--- Direction ---
Repeat the listing exactly as given, omitting every image.

╔══

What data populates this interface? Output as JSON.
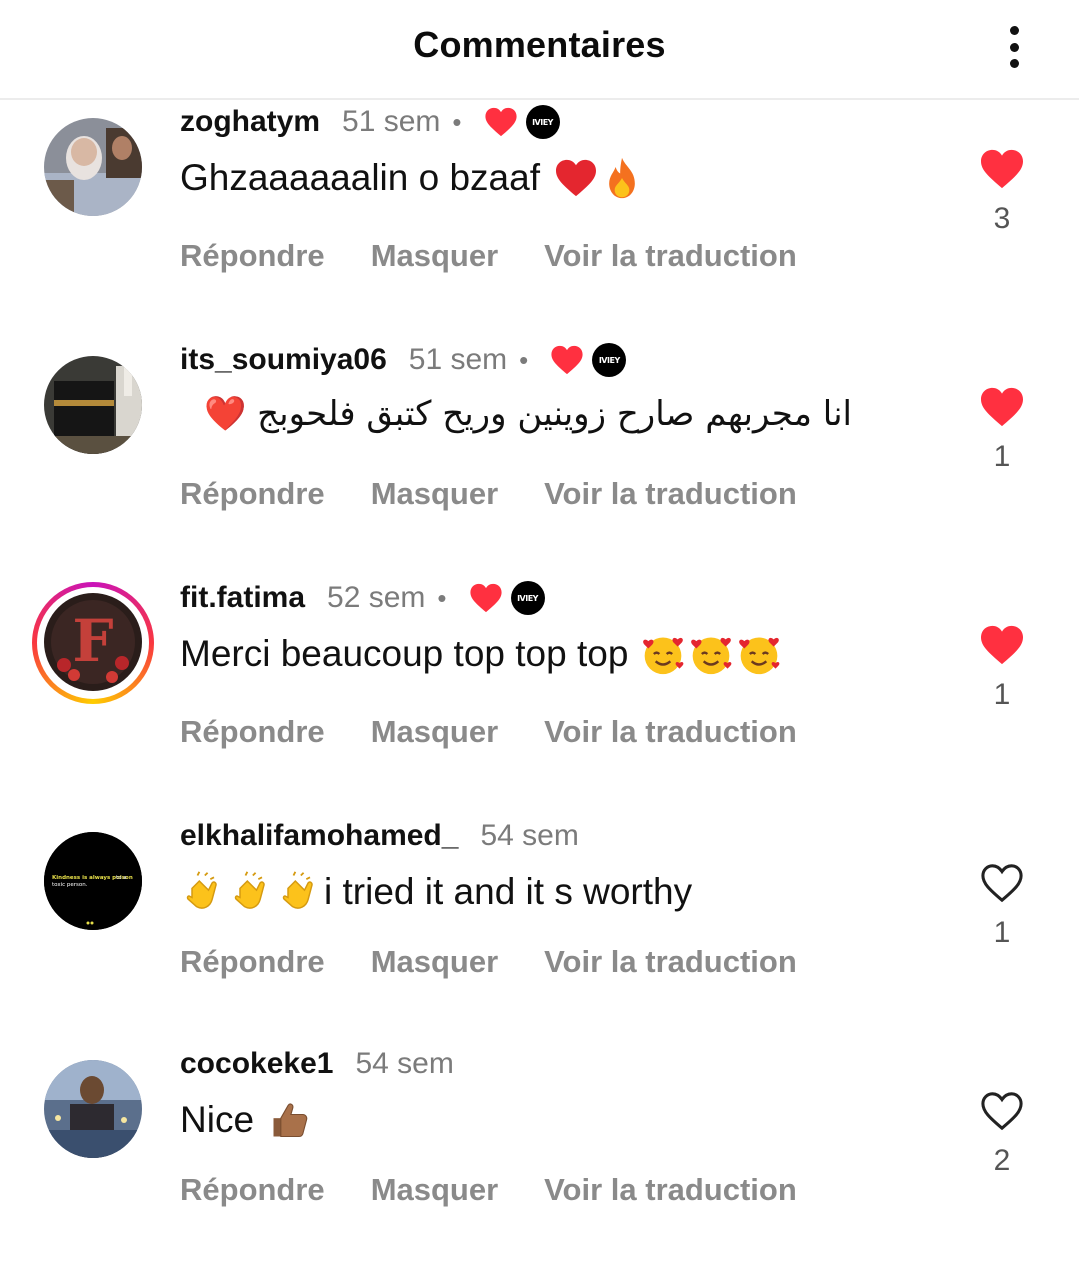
{
  "header": {
    "title": "Commentaires"
  },
  "comments": [
    {
      "username": "zoghatym",
      "time": "51 sem",
      "creator_badge": "IVIEY",
      "text": "Ghzaaaaaalin o bzaaf",
      "emojis": [
        "red-heart",
        "fire"
      ],
      "actions": {
        "reply": "Répondre",
        "hide": "Masquer",
        "translate": "Voir la traduction"
      },
      "likes": "3"
    },
    {
      "username": "its_soumiya06",
      "time": "51 sem",
      "creator_badge": "IVIEY",
      "text": "انا مجربهم صارح زوينين وريح كتبق فلحوبج ❤️",
      "emojis": [],
      "actions": {
        "reply": "Répondre",
        "hide": "Masquer",
        "translate": "Voir la traduction"
      },
      "likes": "1"
    },
    {
      "username": "fit.fatima",
      "time": "52 sem",
      "creator_badge": "IVIEY",
      "text": "Merci beaucoup top top top",
      "emojis": [
        "smiling-face-with-hearts",
        "smiling-face-with-hearts",
        "smiling-face-with-hearts"
      ],
      "actions": {
        "reply": "Répondre",
        "hide": "Masquer",
        "translate": "Voir la traduction"
      },
      "likes": "1"
    },
    {
      "username": "elkhalifamohamed_",
      "time": "54 sem",
      "text": "i tried it and it s worthy",
      "emojis": [
        "clapping-hands",
        "clapping-hands",
        "clapping-hands"
      ],
      "avatar_text": "Kindness is always poison to a toxic person.",
      "actions": {
        "reply": "Répondre",
        "hide": "Masquer",
        "translate": "Voir la traduction"
      },
      "likes": "1"
    },
    {
      "username": "cocokeke1",
      "time": "54 sem",
      "text": "Nice",
      "emojis": [
        "thumbs-up"
      ],
      "actions": {
        "reply": "Répondre",
        "hide": "Masquer",
        "translate": "Voir la traduction"
      },
      "likes": "2"
    }
  ],
  "colors": {
    "like_red": "#ff3040",
    "muted": "#8a8a8a",
    "time": "#7b7b7b"
  }
}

╚══

--- Answer to this task ---
What data populates this interface? Output as JSON.
{
  "header": {
    "title": "Commentaires"
  },
  "comments": [
    {
      "username": "zoghatym",
      "time": "51 sem",
      "creator_badge": "IVIEY",
      "text": "Ghzaaaaaalin o bzaaf",
      "emojis": [
        "red-heart",
        "fire"
      ],
      "actions": {
        "reply": "Répondre",
        "hide": "Masquer",
        "translate": "Voir la traduction"
      },
      "likes": "3"
    },
    {
      "username": "its_soumiya06",
      "time": "51 sem",
      "creator_badge": "IVIEY",
      "text": "انا مجربهم صارح زوينين وريح كتبق فلحوبج ❤️",
      "emojis": [],
      "actions": {
        "reply": "Répondre",
        "hide": "Masquer",
        "translate": "Voir la traduction"
      },
      "likes": "1"
    },
    {
      "username": "fit.fatima",
      "time": "52 sem",
      "creator_badge": "IVIEY",
      "text": "Merci beaucoup top top top",
      "emojis": [
        "smiling-face-with-hearts",
        "smiling-face-with-hearts",
        "smiling-face-with-hearts"
      ],
      "actions": {
        "reply": "Répondre",
        "hide": "Masquer",
        "translate": "Voir la traduction"
      },
      "likes": "1"
    },
    {
      "username": "elkhalifamohamed_",
      "time": "54 sem",
      "text": "i tried it and it s worthy",
      "emojis": [
        "clapping-hands",
        "clapping-hands",
        "clapping-hands"
      ],
      "avatar_text": "Kindness is always poison to a toxic person.",
      "actions": {
        "reply": "Répondre",
        "hide": "Masquer",
        "translate": "Voir la traduction"
      },
      "likes": "1"
    },
    {
      "username": "cocokeke1",
      "time": "54 sem",
      "text": "Nice",
      "emojis": [
        "thumbs-up"
      ],
      "actions": {
        "reply": "Répondre",
        "hide": "Masquer",
        "translate": "Voir la traduction"
      },
      "likes": "2"
    }
  ],
  "colors": {
    "like_red": "#ff3040",
    "muted": "#8a8a8a",
    "time": "#7b7b7b"
  }
}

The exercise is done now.